● TO DO: Set the listing down unchanged, minus every embedded image.

— Start of DATA SUPPLIED —

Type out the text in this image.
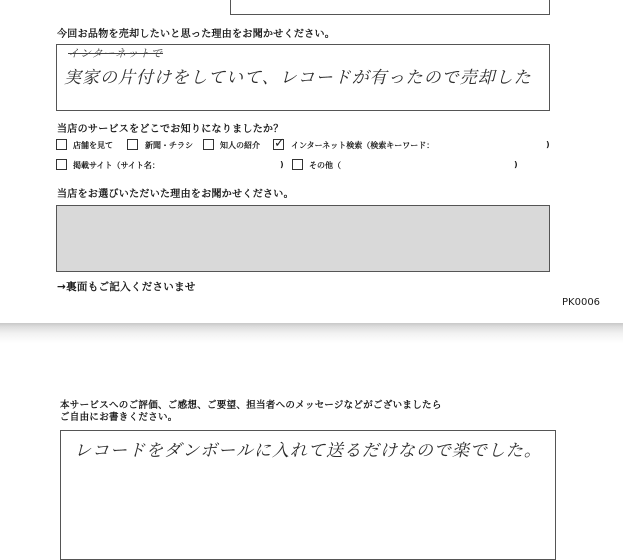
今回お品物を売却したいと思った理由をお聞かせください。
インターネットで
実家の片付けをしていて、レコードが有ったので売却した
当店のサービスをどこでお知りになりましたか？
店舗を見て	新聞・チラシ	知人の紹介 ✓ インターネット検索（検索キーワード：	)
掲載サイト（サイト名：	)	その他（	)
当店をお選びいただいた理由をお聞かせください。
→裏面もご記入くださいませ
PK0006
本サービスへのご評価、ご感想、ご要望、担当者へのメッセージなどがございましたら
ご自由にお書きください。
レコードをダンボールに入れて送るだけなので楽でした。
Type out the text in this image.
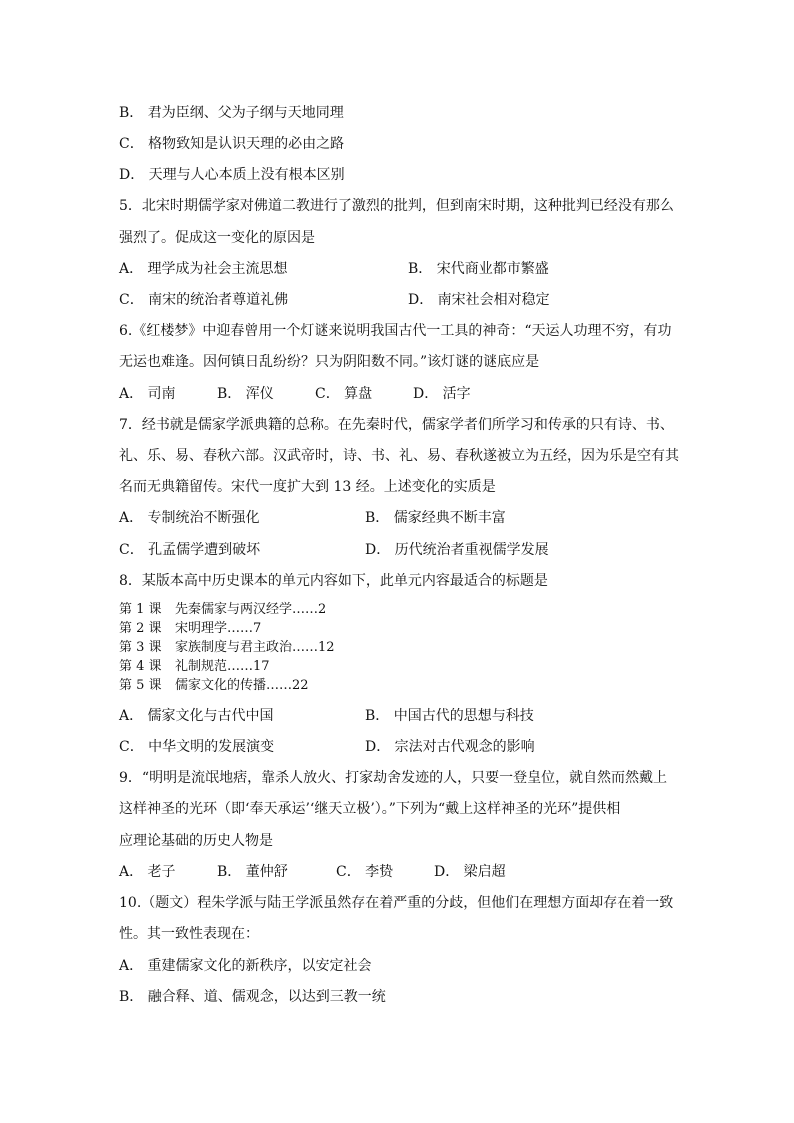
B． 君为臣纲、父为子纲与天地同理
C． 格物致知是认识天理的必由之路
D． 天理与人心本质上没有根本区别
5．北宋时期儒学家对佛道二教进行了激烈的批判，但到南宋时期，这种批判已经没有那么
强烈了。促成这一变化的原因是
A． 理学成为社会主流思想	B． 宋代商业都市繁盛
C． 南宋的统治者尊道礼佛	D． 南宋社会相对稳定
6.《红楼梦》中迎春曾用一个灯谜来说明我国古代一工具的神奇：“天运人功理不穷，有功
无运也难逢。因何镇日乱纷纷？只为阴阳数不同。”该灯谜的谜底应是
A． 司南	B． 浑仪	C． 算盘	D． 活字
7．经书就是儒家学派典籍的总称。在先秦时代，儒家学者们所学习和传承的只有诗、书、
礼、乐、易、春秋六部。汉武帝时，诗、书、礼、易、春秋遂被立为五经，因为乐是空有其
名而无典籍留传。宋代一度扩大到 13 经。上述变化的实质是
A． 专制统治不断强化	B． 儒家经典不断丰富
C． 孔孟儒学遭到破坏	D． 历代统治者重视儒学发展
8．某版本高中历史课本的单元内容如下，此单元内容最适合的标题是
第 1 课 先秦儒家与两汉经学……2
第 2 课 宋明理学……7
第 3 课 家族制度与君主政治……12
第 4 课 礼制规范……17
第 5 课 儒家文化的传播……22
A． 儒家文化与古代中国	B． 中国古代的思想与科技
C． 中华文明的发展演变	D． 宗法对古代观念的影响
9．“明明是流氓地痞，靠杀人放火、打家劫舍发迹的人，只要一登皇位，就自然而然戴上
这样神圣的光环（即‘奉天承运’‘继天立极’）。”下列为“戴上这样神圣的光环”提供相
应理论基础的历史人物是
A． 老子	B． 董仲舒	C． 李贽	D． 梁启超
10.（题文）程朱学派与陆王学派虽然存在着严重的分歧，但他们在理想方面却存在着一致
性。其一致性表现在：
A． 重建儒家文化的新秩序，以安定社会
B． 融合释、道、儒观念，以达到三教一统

— End of DATA SUPPLIED —

● FINAL RESULT:
Type out the text in this image.
今回お品物を売却したいと思った理由をお聞かせください。
インターネットで
実家の片付けをしていて、レコードが有ったので売却した
当店のサービスをどこでお知りになりましたか？
店舗を見て	新聞・チラシ	知人の紹介 ✓ インターネット検索（検索キーワード：	)
掲載サイト（サイト名：	)	その他（	)
当店をお選びいただいた理由をお聞かせください。
→裏面もご記入くださいませ
PK0006
本サービスへのご評価、ご感想、ご要望、担当者へのメッセージなどがございましたら
ご自由にお書きください。
レコードをダンボールに入れて送るだけなので楽でした。
Type out the text in this image.
B． 君为臣纲、父为子纲与天地同理
C． 格物致知是认识天理的必由之路
D． 天理与人心本质上没有根本区别
5．北宋时期儒学家对佛道二教进行了激烈的批判，但到南宋时期，这种批判已经没有那么
强烈了。促成这一变化的原因是
A． 理学成为社会主流思想	B． 宋代商业都市繁盛
C． 南宋的统治者尊道礼佛	D． 南宋社会相对稳定
6.《红楼梦》中迎春曾用一个灯谜来说明我国古代一工具的神奇：“天运人功理不穷，有功
无运也难逢。因何镇日乱纷纷？只为阴阳数不同。”该灯谜的谜底应是
A． 司南	B． 浑仪	C． 算盘	D． 活字
7．经书就是儒家学派典籍的总称。在先秦时代，儒家学者们所学习和传承的只有诗、书、
礼、乐、易、春秋六部。汉武帝时，诗、书、礼、易、春秋遂被立为五经，因为乐是空有其
名而无典籍留传。宋代一度扩大到 13 经。上述变化的实质是
A． 专制统治不断强化	B． 儒家经典不断丰富
C． 孔孟儒学遭到破坏	D． 历代统治者重视儒学发展
8．某版本高中历史课本的单元内容如下，此单元内容最适合的标题是
第 1 课 先秦儒家与两汉经学……2
第 2 课 宋明理学……7
第 3 课 家族制度与君主政治……12
第 4 课 礼制规范……17
第 5 课 儒家文化的传播……22
A． 儒家文化与古代中国	B． 中国古代的思想与科技
C． 中华文明的发展演变	D． 宗法对古代观念的影响
9．“明明是流氓地痞，靠杀人放火、打家劫舍发迹的人，只要一登皇位，就自然而然戴上
这样神圣的光环（即‘奉天承运’‘继天立极’）。”下列为“戴上这样神圣的光环”提供相
应理论基础的历史人物是
A． 老子	B． 董仲舒	C． 李贽	D． 梁启超
10.（题文）程朱学派与陆王学派虽然存在着严重的分歧，但他们在理想方面却存在着一致
性。其一致性表现在：
A． 重建儒家文化的新秩序，以安定社会
B． 融合释、道、儒观念，以达到三教一统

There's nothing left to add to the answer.